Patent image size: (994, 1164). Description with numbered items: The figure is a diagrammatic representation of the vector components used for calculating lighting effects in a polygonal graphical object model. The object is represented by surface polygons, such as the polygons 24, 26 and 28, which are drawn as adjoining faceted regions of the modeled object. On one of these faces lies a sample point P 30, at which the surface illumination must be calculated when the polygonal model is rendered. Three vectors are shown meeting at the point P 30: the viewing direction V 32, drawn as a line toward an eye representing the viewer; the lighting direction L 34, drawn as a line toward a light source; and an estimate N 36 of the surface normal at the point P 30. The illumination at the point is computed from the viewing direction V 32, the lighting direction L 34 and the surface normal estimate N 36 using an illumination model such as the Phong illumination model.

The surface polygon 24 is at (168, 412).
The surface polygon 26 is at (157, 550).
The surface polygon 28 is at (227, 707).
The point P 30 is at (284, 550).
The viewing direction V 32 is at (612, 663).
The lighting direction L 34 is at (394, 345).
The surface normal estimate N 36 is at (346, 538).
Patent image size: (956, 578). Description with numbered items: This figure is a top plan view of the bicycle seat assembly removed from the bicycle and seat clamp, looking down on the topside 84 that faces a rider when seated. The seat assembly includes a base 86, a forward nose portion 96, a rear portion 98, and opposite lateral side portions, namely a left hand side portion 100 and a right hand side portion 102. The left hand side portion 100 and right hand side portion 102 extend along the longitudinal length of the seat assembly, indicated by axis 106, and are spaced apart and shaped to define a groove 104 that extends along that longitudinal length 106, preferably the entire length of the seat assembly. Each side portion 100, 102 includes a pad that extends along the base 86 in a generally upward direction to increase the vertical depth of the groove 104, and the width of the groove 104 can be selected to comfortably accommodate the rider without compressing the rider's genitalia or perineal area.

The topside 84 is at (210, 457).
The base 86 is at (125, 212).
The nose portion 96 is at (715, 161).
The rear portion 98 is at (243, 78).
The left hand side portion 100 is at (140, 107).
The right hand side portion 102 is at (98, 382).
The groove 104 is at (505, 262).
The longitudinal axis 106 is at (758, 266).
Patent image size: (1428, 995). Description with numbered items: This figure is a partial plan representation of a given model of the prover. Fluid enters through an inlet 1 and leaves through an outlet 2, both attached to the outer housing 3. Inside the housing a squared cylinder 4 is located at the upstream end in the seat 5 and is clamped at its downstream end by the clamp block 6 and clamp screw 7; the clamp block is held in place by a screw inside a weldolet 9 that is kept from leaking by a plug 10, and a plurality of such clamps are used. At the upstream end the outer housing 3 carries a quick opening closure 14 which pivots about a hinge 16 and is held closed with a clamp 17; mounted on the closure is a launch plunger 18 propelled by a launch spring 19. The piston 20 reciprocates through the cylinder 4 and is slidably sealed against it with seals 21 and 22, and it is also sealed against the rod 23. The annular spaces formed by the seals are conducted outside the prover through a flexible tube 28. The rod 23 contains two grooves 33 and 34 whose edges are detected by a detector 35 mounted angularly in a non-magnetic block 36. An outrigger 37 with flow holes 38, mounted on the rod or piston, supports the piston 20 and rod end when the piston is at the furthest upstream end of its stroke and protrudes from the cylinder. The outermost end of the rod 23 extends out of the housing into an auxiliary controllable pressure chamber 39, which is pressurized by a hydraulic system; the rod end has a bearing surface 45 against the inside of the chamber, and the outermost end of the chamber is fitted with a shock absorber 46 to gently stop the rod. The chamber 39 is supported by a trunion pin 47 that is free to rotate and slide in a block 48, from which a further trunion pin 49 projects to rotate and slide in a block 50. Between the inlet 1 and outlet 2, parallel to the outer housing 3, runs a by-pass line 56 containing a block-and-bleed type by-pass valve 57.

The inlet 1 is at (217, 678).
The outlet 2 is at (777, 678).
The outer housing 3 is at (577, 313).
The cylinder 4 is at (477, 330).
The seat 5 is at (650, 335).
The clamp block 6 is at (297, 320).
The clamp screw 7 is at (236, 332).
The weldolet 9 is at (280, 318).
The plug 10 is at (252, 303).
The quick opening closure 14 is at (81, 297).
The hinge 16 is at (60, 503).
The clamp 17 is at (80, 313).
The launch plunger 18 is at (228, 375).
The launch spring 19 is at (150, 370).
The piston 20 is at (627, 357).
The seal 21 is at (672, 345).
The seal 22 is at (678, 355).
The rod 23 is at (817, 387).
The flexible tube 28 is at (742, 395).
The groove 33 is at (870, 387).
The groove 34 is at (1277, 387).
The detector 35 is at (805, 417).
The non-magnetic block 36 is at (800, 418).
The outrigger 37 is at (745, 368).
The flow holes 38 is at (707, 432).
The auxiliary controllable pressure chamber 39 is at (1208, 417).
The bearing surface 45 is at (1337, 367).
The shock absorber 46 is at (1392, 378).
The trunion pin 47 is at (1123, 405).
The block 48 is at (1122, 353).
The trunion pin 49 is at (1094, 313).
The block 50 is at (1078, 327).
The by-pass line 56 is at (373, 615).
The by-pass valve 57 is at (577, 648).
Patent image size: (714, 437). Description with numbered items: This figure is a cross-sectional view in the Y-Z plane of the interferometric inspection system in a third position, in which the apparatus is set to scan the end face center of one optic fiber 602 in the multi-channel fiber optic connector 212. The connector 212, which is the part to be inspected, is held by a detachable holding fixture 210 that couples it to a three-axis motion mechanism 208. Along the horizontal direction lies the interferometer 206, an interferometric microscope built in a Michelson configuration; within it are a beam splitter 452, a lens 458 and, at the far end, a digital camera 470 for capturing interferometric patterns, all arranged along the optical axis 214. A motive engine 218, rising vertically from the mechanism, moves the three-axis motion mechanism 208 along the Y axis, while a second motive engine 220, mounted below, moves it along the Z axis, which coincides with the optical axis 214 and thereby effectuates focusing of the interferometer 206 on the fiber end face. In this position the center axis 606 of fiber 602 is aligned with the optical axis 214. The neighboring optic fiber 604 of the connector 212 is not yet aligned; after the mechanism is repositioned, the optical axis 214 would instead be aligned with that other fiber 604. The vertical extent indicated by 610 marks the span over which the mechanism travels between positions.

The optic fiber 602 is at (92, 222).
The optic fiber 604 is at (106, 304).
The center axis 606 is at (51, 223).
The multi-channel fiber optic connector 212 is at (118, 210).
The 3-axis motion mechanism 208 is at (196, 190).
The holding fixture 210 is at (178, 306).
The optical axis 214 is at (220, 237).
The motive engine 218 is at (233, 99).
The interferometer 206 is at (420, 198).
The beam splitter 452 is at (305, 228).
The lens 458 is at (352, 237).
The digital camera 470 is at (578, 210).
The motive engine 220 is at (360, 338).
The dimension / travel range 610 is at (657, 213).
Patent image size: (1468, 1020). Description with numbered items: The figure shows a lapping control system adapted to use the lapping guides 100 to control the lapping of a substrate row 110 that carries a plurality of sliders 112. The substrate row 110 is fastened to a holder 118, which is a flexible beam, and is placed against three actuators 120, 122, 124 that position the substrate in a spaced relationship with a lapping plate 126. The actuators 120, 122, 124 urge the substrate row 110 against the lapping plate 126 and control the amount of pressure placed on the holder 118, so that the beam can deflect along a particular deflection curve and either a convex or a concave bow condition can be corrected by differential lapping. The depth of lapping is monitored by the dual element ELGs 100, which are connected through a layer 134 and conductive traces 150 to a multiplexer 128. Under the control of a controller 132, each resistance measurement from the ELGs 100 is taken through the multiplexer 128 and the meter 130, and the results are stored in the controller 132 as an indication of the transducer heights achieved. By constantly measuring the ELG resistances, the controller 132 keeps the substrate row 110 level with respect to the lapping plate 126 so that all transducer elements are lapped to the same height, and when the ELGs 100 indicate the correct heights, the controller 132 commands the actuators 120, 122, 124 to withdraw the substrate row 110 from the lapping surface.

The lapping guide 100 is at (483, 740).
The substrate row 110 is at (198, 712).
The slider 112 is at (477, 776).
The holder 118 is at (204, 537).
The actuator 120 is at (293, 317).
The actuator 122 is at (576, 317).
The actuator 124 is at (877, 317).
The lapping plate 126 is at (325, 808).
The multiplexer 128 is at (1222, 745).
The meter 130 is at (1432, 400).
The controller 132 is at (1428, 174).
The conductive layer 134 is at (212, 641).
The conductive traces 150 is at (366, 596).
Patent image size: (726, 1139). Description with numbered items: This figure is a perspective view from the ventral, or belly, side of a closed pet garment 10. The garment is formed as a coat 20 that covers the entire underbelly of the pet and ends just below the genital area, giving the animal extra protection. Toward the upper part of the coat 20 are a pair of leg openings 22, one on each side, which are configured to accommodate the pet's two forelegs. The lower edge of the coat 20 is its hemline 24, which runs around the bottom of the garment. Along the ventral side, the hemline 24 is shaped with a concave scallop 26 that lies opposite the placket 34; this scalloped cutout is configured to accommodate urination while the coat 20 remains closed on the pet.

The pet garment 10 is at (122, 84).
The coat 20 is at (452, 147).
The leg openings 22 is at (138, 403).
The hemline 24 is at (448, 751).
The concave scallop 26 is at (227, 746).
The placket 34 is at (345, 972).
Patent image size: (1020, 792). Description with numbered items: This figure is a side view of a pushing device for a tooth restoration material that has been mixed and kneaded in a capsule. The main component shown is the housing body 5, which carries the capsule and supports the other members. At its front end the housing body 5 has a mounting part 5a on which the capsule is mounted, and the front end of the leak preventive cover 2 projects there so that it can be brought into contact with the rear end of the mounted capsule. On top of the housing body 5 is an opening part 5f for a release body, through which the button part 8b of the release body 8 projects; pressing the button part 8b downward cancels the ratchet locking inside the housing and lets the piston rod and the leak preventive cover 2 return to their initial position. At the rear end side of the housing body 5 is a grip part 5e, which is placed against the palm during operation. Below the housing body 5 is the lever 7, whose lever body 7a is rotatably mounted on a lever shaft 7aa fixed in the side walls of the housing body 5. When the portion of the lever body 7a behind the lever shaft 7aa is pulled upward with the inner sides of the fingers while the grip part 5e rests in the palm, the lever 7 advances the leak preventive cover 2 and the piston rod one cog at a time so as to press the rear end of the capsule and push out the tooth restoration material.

□ □ □ □

## What to do
Print everything from the line containing "Patent image size: (1468, 1020)." down to the line containing "The lapping plate 126 is at (325, 808).", both included, exactly as they appear in the rows above.

## Solution to the problem
Patent image size: (1468, 1020). Description with numbered items: The figure shows a lapping control system adapted to use the lapping guides 100 to control the lapping of a substrate row 110 that carries a plurality of sliders 112. The substrate row 110 is fastened to a holder 118, which is a flexible beam, and is placed against three actuators 120, 122, 124 that position the substrate in a spaced relationship with a lapping plate 126. The actuators 120, 122, 124 urge the substrate row 110 against the lapping plate 126 and control the amount of pressure placed on the holder 118, so that the beam can deflect along a particular deflection curve and either a convex or a concave bow condition can be corrected by differential lapping. The depth of lapping is monitored by the dual element ELGs 100, which are connected through a layer 134 and conductive traces 150 to a multiplexer 128. Under the control of a controller 132, each resistance measurement from the ELGs 100 is taken through the multiplexer 128 and the meter 130, and the results are stored in the controller 132 as an indication of the transducer heights achieved. By constantly measuring the ELG resistances, the controller 132 keeps the substrate row 110 level with respect to the lapping plate 126 so that all transducer elements are lapped to the same height, and when the ELGs 100 indicate the correct heights, the controller 132 commands the actuators 120, 122, 124 to withdraw the substrate row 110 from the lapping surface.

The lapping guide 100 is at (483, 740).
The substrate row 110 is at (198, 712).
The slider 112 is at (477, 776).
The holder 118 is at (204, 537).
The actuator 120 is at (293, 317).
The actuator 122 is at (576, 317).
The actuator 124 is at (877, 317).
The lapping plate 126 is at (325, 808).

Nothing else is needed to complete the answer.